RECORDS FOR THE TASK:

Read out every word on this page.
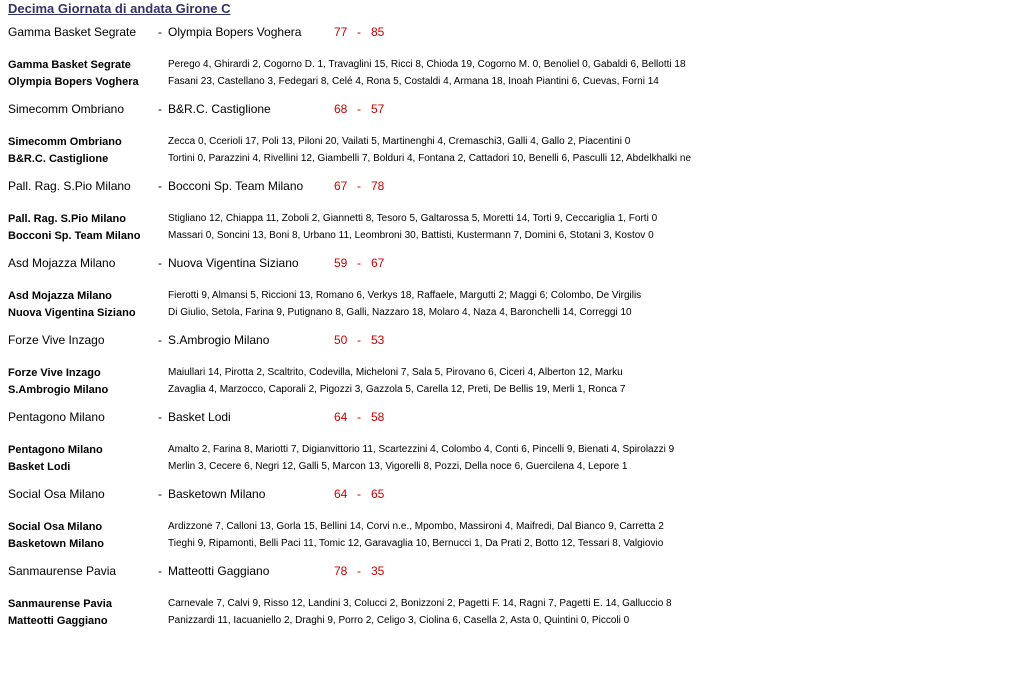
Decima Giornata di andata Girone C
Gamma Basket Segrate - Olympia Bopers Voghera	77 - 85
Gamma Basket Segrate	Perego 4, Ghirardi 2, Cogorno D. 1, Travaglini 15, Ricci 8, Chioda 19, Cogorno M. 0, Benoliel 0, Gabaldi 6, Bellotti 18
Olympia Bopers Voghera	Fasani 23, Castellano 3, Fedegari 8, Celé 4, Rona 5, Costaldi 4, Armana 18, Inoah Piantini 6, Cuevas, Forni 14
Simecomm Ombriano	- B&R.C. Castiglione	68 - 57
Simecomm Ombriano	Zecca 0, Ccerioli 17, Poli 13, Piloni 20, Vailati 5, Martinenghi 4, Cremaschi3, Galli 4, Gallo 2, Piacentini 0
B&R.C. Castiglione	Tortini 0, Parazzini 4, Rivellini 12, Giambelli 7, Bolduri 4, Fontana 2, Cattadori 10, Benelli 6, Pasculli 12, Abdelkhalki ne
Pall. Rag. S.Pio Milano - Bocconi Sp. Team Milano	67 - 78
Pall. Rag. S.Pio Milano	Stigliano 12, Chiappa 11, Zoboli 2, Giannetti 8, Tesoro 5, Galtarossa 5, Moretti 14, Torti 9, Ceccariglia 1, Forti 0
Bocconi Sp. Team Milano	Massari 0, Soncini 13, Boni 8, Urbano 11, Leombroni 30, Battisti, Kustermann 7, Domini 6, Stotani 3, Kostov 0
Asd Mojazza Milano	- Nuova Vigentina Siziano	59 - 67
Asd Mojazza Milano	Fierotti 9, Almansi 5, Riccioni 13, Romano 6, Verkys 18, Raffaele, Margutti 2; Maggi 6; Colombo, De Virgilis
Nuova Vigentina Siziano	Di Giulio, Setola, Farina 9, Putignano 8, Galli, Nazzaro 18, Molaro 4, Naza 4, Baronchelli 14, Correggi 10
Forze Vive Inzago	- S.Ambrogio Milano	50 - 53
Forze Vive Inzago	Maiullari 14, Pirotta 2, Scaltrito, Codevilla, Micheloni 7, Sala 5, Pirovano 6, Ciceri 4, Alberton 12, Marku
S.Ambrogio Milano	Zavaglia 4, Marzocco, Caporali 2, Pigozzi 3, Gazzola 5, Carella 12, Preti, De Bellis 19, Merli 1, Ronca 7
Pentagono Milano	- Basket Lodi	64 - 58
Pentagono Milano	Amalto 2, Farina 8, Mariotti 7, Digianvittorio 11, Scartezzini 4, Colombo 4, Conti 6, Pincelli 9, Bienati 4, Spirolazzi 9
Basket Lodi	Merlin 3, Cecere 6, Negri 12, Galli 5, Marcon 13, Vigorelli 8, Pozzi, Della noce 6, Guercilena 4, Lepore 1
Social Osa Milano	- Basketown Milano	64 - 65
Social Osa Milano	Ardizzone 7, Calloni 13, Gorla 15, Bellini 14, Corvi n.e., Mpombo, Massironi 4, Maifredi, Dal Bianco 9, Carretta 2
Basketown Milano	Tieghi 9, Ripamonti, Belli Paci 11, Tomic 12, Garavaglia 10, Bernucci 1, Da Prati 2, Botto 12, Tessari 8, Valgiovio
Sanmaurense Pavia	- Matteotti Gaggiano	78 - 35
Sanmaurense Pavia	Carnevale 7, Calvi 9, Risso 12, Landini 3, Colucci 2, Bonizzoni 2, Pagetti F. 14, Ragni 7, Pagetti E. 14, Galluccio 8
Matteotti Gaggiano	Panizzardi 11, Iacuaniello 2, Draghi 9, Porro 2, Celigo 3, Ciolina 6, Casella 2, Asta 0, Quintini 0, Piccoli 0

WORK TO DO:
Report all lines of the material that contain the word "Vive".

THE OUTPUT:
Forze Vive Inzago	- S.Ambrogio Milano	50 - 53
Forze Vive Inzago	Maiullari 14, Pirotta 2, Scaltrito, Codevilla, Micheloni 7, Sala 5, Pirovano 6, Ciceri 4, Alberton 12, Marku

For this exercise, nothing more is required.